All of the material below is to be repeated exactly.

** Start **

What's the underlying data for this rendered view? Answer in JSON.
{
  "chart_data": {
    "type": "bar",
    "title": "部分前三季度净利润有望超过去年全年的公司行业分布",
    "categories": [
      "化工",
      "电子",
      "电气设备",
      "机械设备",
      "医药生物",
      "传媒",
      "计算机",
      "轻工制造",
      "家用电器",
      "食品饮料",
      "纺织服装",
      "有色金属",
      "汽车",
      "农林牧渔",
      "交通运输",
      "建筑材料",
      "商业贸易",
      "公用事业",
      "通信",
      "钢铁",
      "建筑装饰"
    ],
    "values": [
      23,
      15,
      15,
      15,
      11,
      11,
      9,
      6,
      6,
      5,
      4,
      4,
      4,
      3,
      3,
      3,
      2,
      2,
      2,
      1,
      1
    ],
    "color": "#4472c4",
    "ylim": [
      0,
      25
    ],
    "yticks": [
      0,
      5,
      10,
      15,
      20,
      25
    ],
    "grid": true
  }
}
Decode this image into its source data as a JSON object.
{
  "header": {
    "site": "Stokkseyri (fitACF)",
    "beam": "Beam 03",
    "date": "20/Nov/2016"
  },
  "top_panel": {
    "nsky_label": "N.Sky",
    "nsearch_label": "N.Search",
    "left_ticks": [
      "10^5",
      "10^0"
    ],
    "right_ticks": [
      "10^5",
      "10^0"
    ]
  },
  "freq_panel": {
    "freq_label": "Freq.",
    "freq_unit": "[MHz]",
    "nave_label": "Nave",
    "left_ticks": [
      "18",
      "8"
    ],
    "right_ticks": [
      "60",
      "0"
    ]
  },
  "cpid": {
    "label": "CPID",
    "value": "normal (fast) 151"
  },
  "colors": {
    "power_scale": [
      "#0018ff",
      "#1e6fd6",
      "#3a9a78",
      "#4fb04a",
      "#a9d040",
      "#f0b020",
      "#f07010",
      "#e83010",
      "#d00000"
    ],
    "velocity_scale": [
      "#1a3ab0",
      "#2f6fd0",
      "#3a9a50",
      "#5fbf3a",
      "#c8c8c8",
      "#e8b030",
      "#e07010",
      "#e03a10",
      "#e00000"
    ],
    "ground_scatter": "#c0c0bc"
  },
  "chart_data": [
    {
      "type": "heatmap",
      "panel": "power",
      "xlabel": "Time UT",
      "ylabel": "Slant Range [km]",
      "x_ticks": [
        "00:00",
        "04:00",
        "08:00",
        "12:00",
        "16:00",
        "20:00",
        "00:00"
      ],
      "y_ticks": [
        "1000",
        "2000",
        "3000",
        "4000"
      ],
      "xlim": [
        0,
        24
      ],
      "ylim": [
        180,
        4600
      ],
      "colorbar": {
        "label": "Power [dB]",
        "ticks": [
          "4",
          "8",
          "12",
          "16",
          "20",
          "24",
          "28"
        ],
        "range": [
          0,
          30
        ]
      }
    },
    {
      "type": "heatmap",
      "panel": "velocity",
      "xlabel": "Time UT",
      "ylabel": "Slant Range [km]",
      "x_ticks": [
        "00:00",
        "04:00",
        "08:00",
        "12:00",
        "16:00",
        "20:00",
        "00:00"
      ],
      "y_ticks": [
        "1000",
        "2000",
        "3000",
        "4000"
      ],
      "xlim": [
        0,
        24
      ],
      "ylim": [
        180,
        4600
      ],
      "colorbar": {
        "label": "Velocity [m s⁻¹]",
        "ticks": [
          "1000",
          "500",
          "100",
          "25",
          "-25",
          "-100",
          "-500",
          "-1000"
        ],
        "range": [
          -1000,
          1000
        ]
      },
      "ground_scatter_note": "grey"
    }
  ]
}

** End **

RESPONSE TO THE EXERCISE.
What's the underlying data for this rendered view? Answer in JSON.
{
  "chart_data": {
    "type": "bar",
    "title": "部分前三季度净利润有望超过去年全年的公司行业分布",
    "categories": [
      "化工",
      "电子",
      "电气设备",
      "机械设备",
      "医药生物",
      "传媒",
      "计算机",
      "轻工制造",
      "家用电器",
      "食品饮料",
      "纺织服装",
      "有色金属",
      "汽车",
      "农林牧渔",
      "交通运输",
      "建筑材料",
      "商业贸易",
      "公用事业",
      "通信",
      "钢铁",
      "建筑装饰"
    ],
    "values": [
      23,
      15,
      15,
      15,
      11,
      11,
      9,
      6,
      6,
      5,
      4,
      4,
      4,
      3,
      3,
      3,
      2,
      2,
      2,
      1,
      1
    ],
    "color": "#4472c4",
    "ylim": [
      0,
      25
    ],
    "yticks": [
      0,
      5,
      10,
      15,
      20,
      25
    ],
    "grid": true
  }
}
Decode this image into its source data as a JSON object.
{
  "header": {
    "site": "Stokkseyri (fitACF)",
    "beam": "Beam 03",
    "date": "20/Nov/2016"
  },
  "top_panel": {
    "nsky_label": "N.Sky",
    "nsearch_label": "N.Search",
    "left_ticks": [
      "10^5",
      "10^0"
    ],
    "right_ticks": [
      "10^5",
      "10^0"
    ]
  },
  "freq_panel": {
    "freq_label": "Freq.",
    "freq_unit": "[MHz]",
    "nave_label": "Nave",
    "left_ticks": [
      "18",
      "8"
    ],
    "right_ticks": [
      "60",
      "0"
    ]
  },
  "cpid": {
    "label": "CPID",
    "value": "normal (fast) 151"
  },
  "colors": {
    "power_scale": [
      "#0018ff",
      "#1e6fd6",
      "#3a9a78",
      "#4fb04a",
      "#a9d040",
      "#f0b020",
      "#f07010",
      "#e83010",
      "#d00000"
    ],
    "velocity_scale": [
      "#1a3ab0",
      "#2f6fd0",
      "#3a9a50",
      "#5fbf3a",
      "#c8c8c8",
      "#e8b030",
      "#e07010",
      "#e03a10",
      "#e00000"
    ],
    "ground_scatter": "#c0c0bc"
  },
  "chart_data": [
    {
      "type": "heatmap",
      "panel": "power",
      "xlabel": "Time UT",
      "ylabel": "Slant Range [km]",
      "x_ticks": [
        "00:00",
        "04:00",
        "08:00",
        "12:00",
        "16:00",
        "20:00",
        "00:00"
      ],
      "y_ticks": [
        "1000",
        "2000",
        "3000",
        "4000"
      ],
      "xlim": [
        0,
        24
      ],
      "ylim": [
        180,
        4600
      ],
      "colorbar": {
        "label": "Power [dB]",
        "ticks": [
          "4",
          "8",
          "12",
          "16",
          "20",
          "24",
          "28"
        ],
        "range": [
          0,
          30
        ]
      }
    },
    {
      "type": "heatmap",
      "panel": "velocity",
      "xlabel": "Time UT",
      "ylabel": "Slant Range [km]",
      "x_ticks": [
        "00:00",
        "04:00",
        "08:00",
        "12:00",
        "16:00",
        "20:00",
        "00:00"
      ],
      "y_ticks": [
        "1000",
        "2000",
        "3000",
        "4000"
      ],
      "xlim": [
        0,
        24
      ],
      "ylim": [
        180,
        4600
      ],
      "colorbar": {
        "label": "Velocity [m s⁻¹]",
        "ticks": [
          "1000",
          "500",
          "100",
          "25",
          "-25",
          "-100",
          "-500",
          "-1000"
        ],
        "range": [
          -1000,
          1000
        ]
      },
      "ground_scatter_note": "grey"
    }
  ]
}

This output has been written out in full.